Repeat every record exactly, but keep images out of the copy.

[Stored data entries]
——————

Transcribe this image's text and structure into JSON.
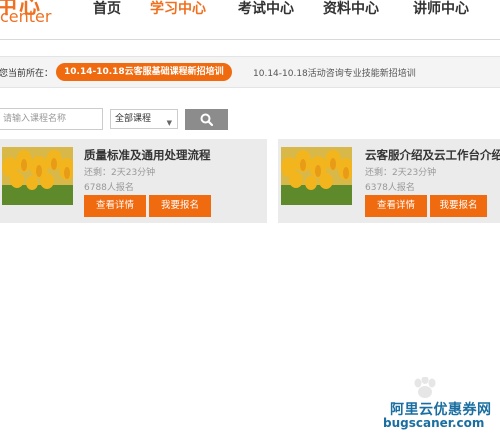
{
  "header": {
    "logo_cn": "中心",
    "logo_en": "center",
    "nav": [
      "首页",
      "学习中心",
      "考试中心",
      "资料中心",
      "讲师中心"
    ],
    "active_index": 1
  },
  "breadcrumb": {
    "label": "您当前所在：",
    "current": "10.14-10.18云客服基础课程新招培训",
    "other": "10.14-10.18活动咨询专业技能新招培训"
  },
  "search": {
    "placeholder": "请输入课程名称",
    "select_value": "全部课程",
    "button_icon": "search-icon"
  },
  "courses": [
    {
      "title": "质量标准及通用处理流程",
      "remaining": "还剩：2天23分钟",
      "enrolled": "6788人报名",
      "detail_label": "查看详情",
      "enroll_label": "我要报名"
    },
    {
      "title": "云客服介绍及云工作台介绍",
      "remaining": "还剩：2天23分钟",
      "enrolled": "6378人报名",
      "detail_label": "查看详情",
      "enroll_label": "我要报名"
    }
  ],
  "watermark": {
    "line1": "阿里云优惠券网",
    "line2": "bugscaner.com"
  },
  "colors": {
    "accent": "#f06a0f",
    "nav_active": "#f07020",
    "card_bg": "#ebebeb",
    "search_button": "#8c8c8c",
    "watermark": "#1a6ea0"
  }
}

——————

> [EXERCISE ANSWER]
Transcribe this image's text and structure into JSON.
{
  "header": {
    "logo_cn": "中心",
    "logo_en": "center",
    "nav": [
      "首页",
      "学习中心",
      "考试中心",
      "资料中心",
      "讲师中心"
    ],
    "active_index": 1
  },
  "breadcrumb": {
    "label": "您当前所在：",
    "current": "10.14-10.18云客服基础课程新招培训",
    "other": "10.14-10.18活动咨询专业技能新招培训"
  },
  "search": {
    "placeholder": "请输入课程名称",
    "select_value": "全部课程",
    "button_icon": "search-icon"
  },
  "courses": [
    {
      "title": "质量标准及通用处理流程",
      "remaining": "还剩：2天23分钟",
      "enrolled": "6788人报名",
      "detail_label": "查看详情",
      "enroll_label": "我要报名"
    },
    {
      "title": "云客服介绍及云工作台介绍",
      "remaining": "还剩：2天23分钟",
      "enrolled": "6378人报名",
      "detail_label": "查看详情",
      "enroll_label": "我要报名"
    }
  ],
  "watermark": {
    "line1": "阿里云优惠券网",
    "line2": "bugscaner.com"
  },
  "colors": {
    "accent": "#f06a0f",
    "nav_active": "#f07020",
    "card_bg": "#ebebeb",
    "search_button": "#8c8c8c",
    "watermark": "#1a6ea0"
  }
}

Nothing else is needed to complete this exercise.